+++ Records supplied
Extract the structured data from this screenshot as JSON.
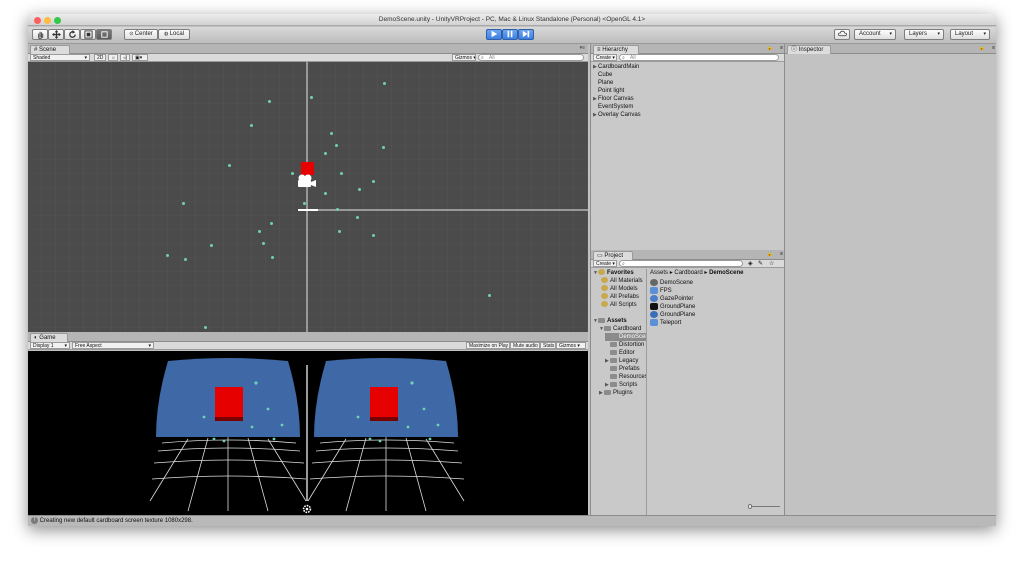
{
  "window": {
    "title": "DemoScene.unity - UnityVRProject - PC, Mac & Linux Standalone (Personal) <OpenGL 4.1>"
  },
  "toolbar": {
    "transform_tools": [
      "hand-icon",
      "move-icon",
      "rotate-icon",
      "scale-icon",
      "rect-icon"
    ],
    "pivot_label": "Center",
    "space_label": "Local",
    "play_icons": [
      "play-icon",
      "pause-icon",
      "step-icon"
    ],
    "account_label": "Account",
    "layers_label": "Layers",
    "layout_label": "Layout"
  },
  "scene": {
    "tab_label": "Scene",
    "shading_mode": "Shaded",
    "mode_2d": "2D",
    "gizmos_label": "Gizmos",
    "search_placeholder": "All"
  },
  "game": {
    "tab_label": "Game",
    "display_label": "Display 1",
    "aspect_label": "Free Aspect",
    "maximize_label": "Maximize on Play",
    "mute_label": "Mute audio",
    "stats_label": "Stats",
    "gizmos_label": "Gizmos"
  },
  "hierarchy": {
    "tab_label": "Hierarchy",
    "create_label": "Create",
    "search_placeholder": "All",
    "items": [
      {
        "label": "CardboardMain",
        "expandable": true
      },
      {
        "label": "Cube",
        "expandable": false
      },
      {
        "label": "Plane",
        "expandable": false
      },
      {
        "label": "Point light",
        "expandable": false
      },
      {
        "label": "Floor Canvas",
        "expandable": true
      },
      {
        "label": "EventSystem",
        "expandable": false
      },
      {
        "label": "Overlay Canvas",
        "expandable": true
      }
    ]
  },
  "project": {
    "tab_label": "Project",
    "create_label": "Create",
    "favorites_label": "Favorites",
    "favorites": [
      "All Materials",
      "All Models",
      "All Prefabs",
      "All Scripts"
    ],
    "assets_label": "Assets",
    "tree": [
      {
        "label": "Cardboard",
        "depth": 1,
        "expandable": true
      },
      {
        "label": "DemoScene",
        "depth": 2,
        "expandable": false,
        "selected": true
      },
      {
        "label": "Distortion",
        "depth": 2,
        "expandable": false
      },
      {
        "label": "Editor",
        "depth": 2,
        "expandable": false
      },
      {
        "label": "Legacy",
        "depth": 2,
        "expandable": true
      },
      {
        "label": "Prefabs",
        "depth": 2,
        "expandable": false
      },
      {
        "label": "Resources",
        "depth": 2,
        "expandable": false
      },
      {
        "label": "Scripts",
        "depth": 2,
        "expandable": true
      },
      {
        "label": "Plugins",
        "depth": 1,
        "expandable": true
      }
    ],
    "breadcrumb": [
      "Assets",
      "Cardboard",
      "DemoScene"
    ],
    "files": [
      {
        "label": "DemoScene",
        "icon": "unity-scene-icon"
      },
      {
        "label": "FPS",
        "icon": "script-icon"
      },
      {
        "label": "GazePointer",
        "icon": "prefab-icon"
      },
      {
        "label": "GroundPlane",
        "icon": "texture-icon"
      },
      {
        "label": "GroundPlane",
        "icon": "material-icon"
      },
      {
        "label": "Teleport",
        "icon": "script-icon"
      }
    ]
  },
  "inspector": {
    "tab_label": "Inspector"
  },
  "status": {
    "message": "Creating new default cardboard screen texture 1080x298."
  },
  "colors": {
    "accent_play": "#4a8ee8",
    "cube": "#e60000",
    "sky": "#3f68a6",
    "particle": "#6fd0b5"
  }
}
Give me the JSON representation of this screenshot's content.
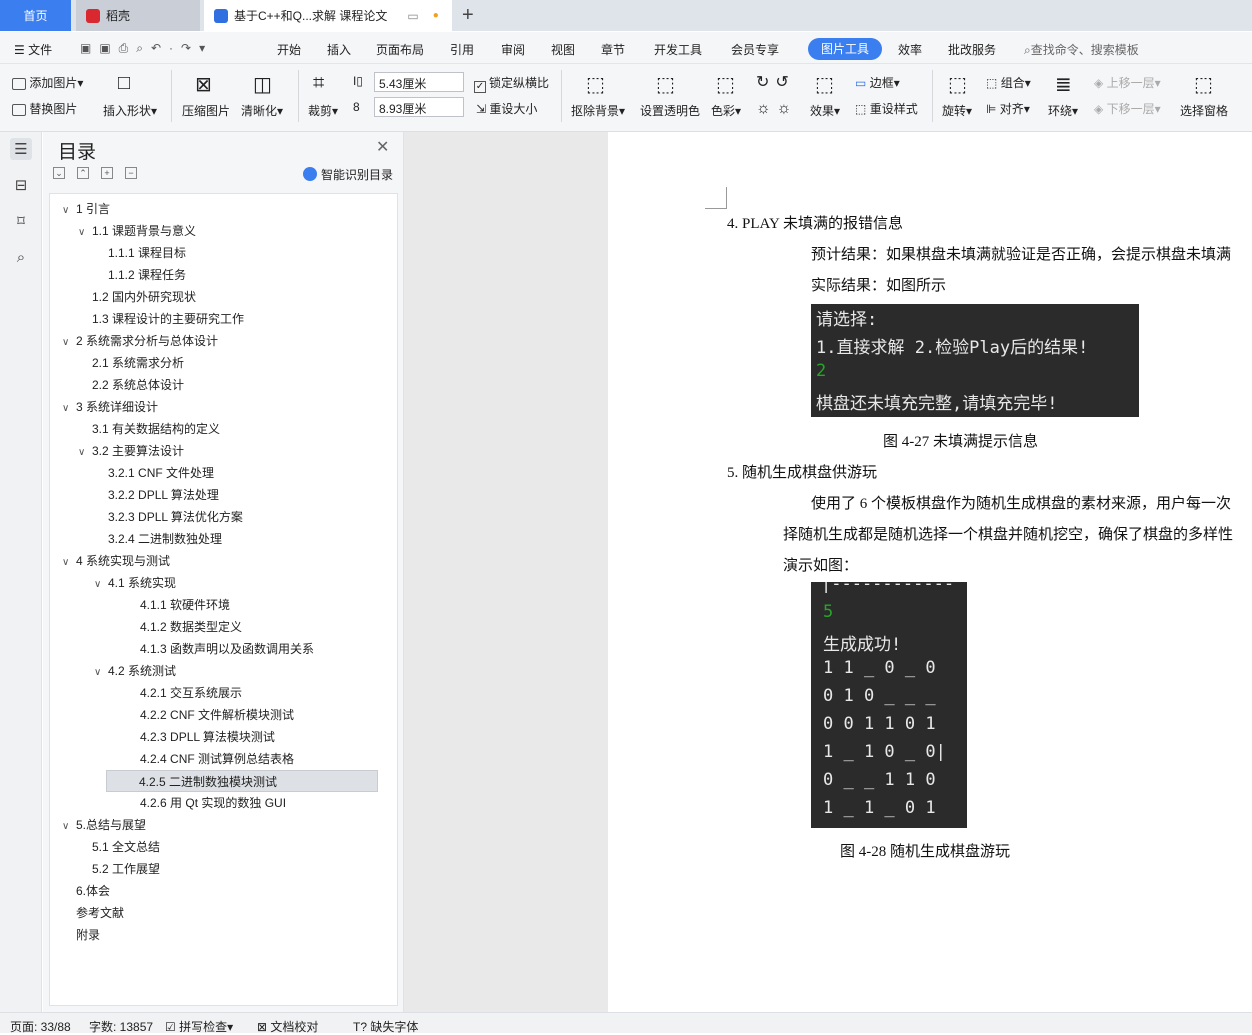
++++++
Using the material above, set down every line exactly, but skip the pictures.

Extract the structured data from this screenshot as JSON.
{
  "window": {
    "title": "DemoScene.unity - UnityVRProject - PC, Mac & Linux Standalone (Personal) <OpenGL 4.1>"
  },
  "toolbar": {
    "transform_tools": [
      "hand-icon",
      "move-icon",
      "rotate-icon",
      "scale-icon",
      "rect-icon"
    ],
    "pivot_label": "Center",
    "space_label": "Local",
    "play_icons": [
      "play-icon",
      "pause-icon",
      "step-icon"
    ],
    "account_label": "Account",
    "layers_label": "Layers",
    "layout_label": "Layout"
  },
  "scene": {
    "tab_label": "Scene",
    "shading_mode": "Shaded",
    "mode_2d": "2D",
    "gizmos_label": "Gizmos",
    "search_placeholder": "All"
  },
  "game": {
    "tab_label": "Game",
    "display_label": "Display 1",
    "aspect_label": "Free Aspect",
    "maximize_label": "Maximize on Play",
    "mute_label": "Mute audio",
    "stats_label": "Stats",
    "gizmos_label": "Gizmos"
  },
  "hierarchy": {
    "tab_label": "Hierarchy",
    "create_label": "Create",
    "search_placeholder": "All",
    "items": [
      {
        "label": "CardboardMain",
        "expandable": true
      },
      {
        "label": "Cube",
        "expandable": false
      },
      {
        "label": "Plane",
        "expandable": false
      },
      {
        "label": "Point light",
        "expandable": false
      },
      {
        "label": "Floor Canvas",
        "expandable": true
      },
      {
        "label": "EventSystem",
        "expandable": false
      },
      {
        "label": "Overlay Canvas",
        "expandable": true
      }
    ]
  },
  "project": {
    "tab_label": "Project",
    "create_label": "Create",
    "favorites_label": "Favorites",
    "favorites": [
      "All Materials",
      "All Models",
      "All Prefabs",
      "All Scripts"
    ],
    "assets_label": "Assets",
    "tree": [
      {
        "label": "Cardboard",
        "depth": 1,
        "expandable": true
      },
      {
        "label": "DemoScene",
        "depth": 2,
        "expandable": false,
        "selected": true
      },
      {
        "label": "Distortion",
        "depth": 2,
        "expandable": false
      },
      {
        "label": "Editor",
        "depth": 2,
        "expandable": false
      },
      {
        "label": "Legacy",
        "depth": 2,
        "expandable": true
      },
      {
        "label": "Prefabs",
        "depth": 2,
        "expandable": false
      },
      {
        "label": "Resources",
        "depth": 2,
        "expandable": false
      },
      {
        "label": "Scripts",
        "depth": 2,
        "expandable": true
      },
      {
        "label": "Plugins",
        "depth": 1,
        "expandable": true
      }
    ],
    "breadcrumb": [
      "Assets",
      "Cardboard",
      "DemoScene"
    ],
    "files": [
      {
        "label": "DemoScene",
        "icon": "unity-scene-icon"
      },
      {
        "label": "FPS",
        "icon": "script-icon"
      },
      {
        "label": "GazePointer",
        "icon": "prefab-icon"
      },
      {
        "label": "GroundPlane",
        "icon": "texture-icon"
      },
      {
        "label": "GroundPlane",
        "icon": "material-icon"
      },
      {
        "label": "Teleport",
        "icon": "script-icon"
      }
    ]
  },
  "inspector": {
    "tab_label": "Inspector"
  },
  "status": {
    "message": "Creating new default cardboard screen texture 1080x298."
  },
  "colors": {
    "accent_play": "#4a8ee8",
    "cube": "#e60000",
    "sky": "#3f68a6",
    "particle": "#6fd0b5"
  }
}
Give me the JSON representation of this screenshot's content.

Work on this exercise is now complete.